What you are asked to do: Copy all lines that contain the word "snap".

Task inputs:
☆ ☆ ☆

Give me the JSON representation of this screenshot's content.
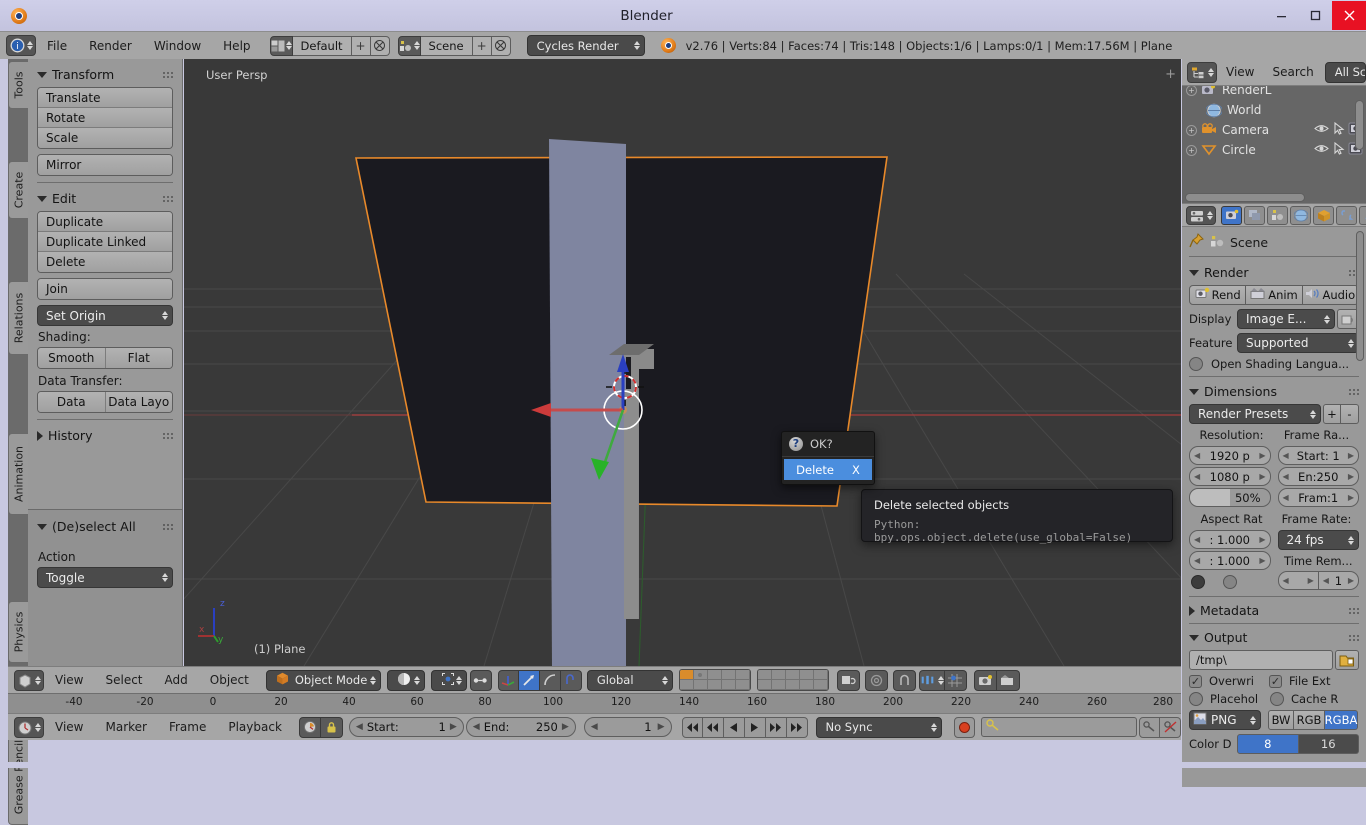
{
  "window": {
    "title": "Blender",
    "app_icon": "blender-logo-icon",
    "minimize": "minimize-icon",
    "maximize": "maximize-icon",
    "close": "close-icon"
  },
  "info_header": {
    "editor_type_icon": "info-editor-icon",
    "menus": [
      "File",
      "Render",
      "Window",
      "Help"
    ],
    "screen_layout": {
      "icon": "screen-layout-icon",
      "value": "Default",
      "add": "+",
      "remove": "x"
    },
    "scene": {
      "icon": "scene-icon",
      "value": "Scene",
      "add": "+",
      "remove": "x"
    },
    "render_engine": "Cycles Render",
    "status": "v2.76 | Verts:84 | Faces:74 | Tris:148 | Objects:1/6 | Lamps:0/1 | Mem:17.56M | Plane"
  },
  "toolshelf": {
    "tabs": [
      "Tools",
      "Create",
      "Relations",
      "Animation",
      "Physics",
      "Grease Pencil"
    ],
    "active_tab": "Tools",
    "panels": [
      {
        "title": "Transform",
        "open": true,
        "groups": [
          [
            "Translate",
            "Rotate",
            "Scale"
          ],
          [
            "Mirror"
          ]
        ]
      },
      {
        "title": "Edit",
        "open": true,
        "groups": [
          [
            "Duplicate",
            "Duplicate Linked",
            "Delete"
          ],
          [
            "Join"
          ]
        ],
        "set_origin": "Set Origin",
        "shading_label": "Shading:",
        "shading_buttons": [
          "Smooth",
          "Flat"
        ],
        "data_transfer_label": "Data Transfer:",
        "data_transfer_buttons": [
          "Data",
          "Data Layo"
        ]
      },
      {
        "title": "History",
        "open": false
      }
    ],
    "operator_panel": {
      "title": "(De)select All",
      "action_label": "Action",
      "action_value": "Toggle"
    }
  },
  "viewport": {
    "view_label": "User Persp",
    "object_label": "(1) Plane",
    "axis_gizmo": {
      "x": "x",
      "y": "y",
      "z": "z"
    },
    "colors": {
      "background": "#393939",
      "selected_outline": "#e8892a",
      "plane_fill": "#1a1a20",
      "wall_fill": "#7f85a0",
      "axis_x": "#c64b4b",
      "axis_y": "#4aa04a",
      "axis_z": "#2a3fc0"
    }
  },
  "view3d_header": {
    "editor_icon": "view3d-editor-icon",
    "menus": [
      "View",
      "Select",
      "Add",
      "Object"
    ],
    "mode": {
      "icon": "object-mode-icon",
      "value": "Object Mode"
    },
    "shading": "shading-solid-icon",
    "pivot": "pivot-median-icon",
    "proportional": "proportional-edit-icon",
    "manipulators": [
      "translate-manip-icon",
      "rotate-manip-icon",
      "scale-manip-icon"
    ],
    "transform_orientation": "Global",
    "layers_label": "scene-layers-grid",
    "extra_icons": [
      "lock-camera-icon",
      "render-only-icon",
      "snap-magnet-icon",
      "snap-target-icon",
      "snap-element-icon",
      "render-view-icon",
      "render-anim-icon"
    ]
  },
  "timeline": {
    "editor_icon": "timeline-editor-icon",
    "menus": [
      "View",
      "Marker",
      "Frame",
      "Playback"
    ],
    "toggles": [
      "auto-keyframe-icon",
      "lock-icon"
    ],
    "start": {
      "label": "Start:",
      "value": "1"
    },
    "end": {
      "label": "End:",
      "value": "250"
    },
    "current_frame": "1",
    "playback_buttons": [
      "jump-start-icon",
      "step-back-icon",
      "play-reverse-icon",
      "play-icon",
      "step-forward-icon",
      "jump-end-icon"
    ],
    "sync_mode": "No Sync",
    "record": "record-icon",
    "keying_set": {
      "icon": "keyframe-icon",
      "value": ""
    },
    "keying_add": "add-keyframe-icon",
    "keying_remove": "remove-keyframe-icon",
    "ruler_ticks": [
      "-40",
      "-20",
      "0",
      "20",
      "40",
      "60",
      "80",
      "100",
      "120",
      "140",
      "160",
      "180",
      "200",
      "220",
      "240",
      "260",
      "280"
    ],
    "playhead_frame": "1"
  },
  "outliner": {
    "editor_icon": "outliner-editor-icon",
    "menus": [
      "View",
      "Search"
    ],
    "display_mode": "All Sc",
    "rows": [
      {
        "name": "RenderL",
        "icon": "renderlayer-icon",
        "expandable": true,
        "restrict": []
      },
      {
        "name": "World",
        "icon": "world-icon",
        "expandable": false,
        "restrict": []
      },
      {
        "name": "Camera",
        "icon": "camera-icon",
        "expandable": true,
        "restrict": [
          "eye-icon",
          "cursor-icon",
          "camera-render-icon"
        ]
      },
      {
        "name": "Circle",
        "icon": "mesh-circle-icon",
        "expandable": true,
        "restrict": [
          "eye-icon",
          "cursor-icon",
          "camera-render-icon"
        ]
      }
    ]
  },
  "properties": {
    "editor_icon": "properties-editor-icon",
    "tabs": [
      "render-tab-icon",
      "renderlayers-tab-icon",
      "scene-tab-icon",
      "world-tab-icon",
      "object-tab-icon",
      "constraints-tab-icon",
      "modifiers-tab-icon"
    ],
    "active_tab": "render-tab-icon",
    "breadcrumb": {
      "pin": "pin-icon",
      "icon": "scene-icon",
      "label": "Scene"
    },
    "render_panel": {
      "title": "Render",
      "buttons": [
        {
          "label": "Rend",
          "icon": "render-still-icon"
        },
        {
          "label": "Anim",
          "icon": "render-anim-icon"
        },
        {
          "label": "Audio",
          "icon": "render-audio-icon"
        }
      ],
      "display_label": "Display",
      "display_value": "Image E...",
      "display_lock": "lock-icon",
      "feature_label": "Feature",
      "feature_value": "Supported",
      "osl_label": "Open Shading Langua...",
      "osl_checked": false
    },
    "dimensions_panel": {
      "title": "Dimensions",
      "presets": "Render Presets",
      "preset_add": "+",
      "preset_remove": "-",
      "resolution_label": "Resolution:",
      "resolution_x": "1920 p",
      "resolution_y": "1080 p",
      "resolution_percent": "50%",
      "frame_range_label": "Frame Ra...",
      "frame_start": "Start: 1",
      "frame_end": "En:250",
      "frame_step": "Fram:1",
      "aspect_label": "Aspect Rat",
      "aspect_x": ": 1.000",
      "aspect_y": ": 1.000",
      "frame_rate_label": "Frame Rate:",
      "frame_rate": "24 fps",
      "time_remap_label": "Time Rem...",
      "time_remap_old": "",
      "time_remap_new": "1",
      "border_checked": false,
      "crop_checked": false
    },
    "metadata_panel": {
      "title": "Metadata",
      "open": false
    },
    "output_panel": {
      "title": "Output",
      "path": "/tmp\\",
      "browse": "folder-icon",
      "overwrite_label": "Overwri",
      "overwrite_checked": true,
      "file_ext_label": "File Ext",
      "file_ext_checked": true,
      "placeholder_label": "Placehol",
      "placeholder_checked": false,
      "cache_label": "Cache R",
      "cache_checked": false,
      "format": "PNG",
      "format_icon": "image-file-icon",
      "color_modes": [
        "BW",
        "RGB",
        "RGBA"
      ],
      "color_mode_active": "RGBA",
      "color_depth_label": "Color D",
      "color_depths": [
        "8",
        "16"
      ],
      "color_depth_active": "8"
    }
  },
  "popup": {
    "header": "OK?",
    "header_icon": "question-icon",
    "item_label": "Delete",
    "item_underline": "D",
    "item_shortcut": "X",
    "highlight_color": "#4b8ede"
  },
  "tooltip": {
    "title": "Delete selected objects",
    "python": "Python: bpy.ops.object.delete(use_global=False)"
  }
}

☆ ☆ ☆

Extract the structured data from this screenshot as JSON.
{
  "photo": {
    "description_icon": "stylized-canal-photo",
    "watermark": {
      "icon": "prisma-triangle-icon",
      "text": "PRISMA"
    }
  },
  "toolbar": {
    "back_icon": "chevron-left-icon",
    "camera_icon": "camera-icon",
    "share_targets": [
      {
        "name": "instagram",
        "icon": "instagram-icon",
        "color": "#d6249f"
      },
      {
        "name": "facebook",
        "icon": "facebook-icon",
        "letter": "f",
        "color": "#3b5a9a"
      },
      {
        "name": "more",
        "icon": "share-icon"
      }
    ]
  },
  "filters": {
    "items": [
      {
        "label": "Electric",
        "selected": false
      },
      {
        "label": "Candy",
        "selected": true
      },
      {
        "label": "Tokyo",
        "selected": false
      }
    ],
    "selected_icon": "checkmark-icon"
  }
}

☆ ☆ ☆

Result:
      "snap-magnet-icon",
      "snap-target-icon",
      "snap-element-icon",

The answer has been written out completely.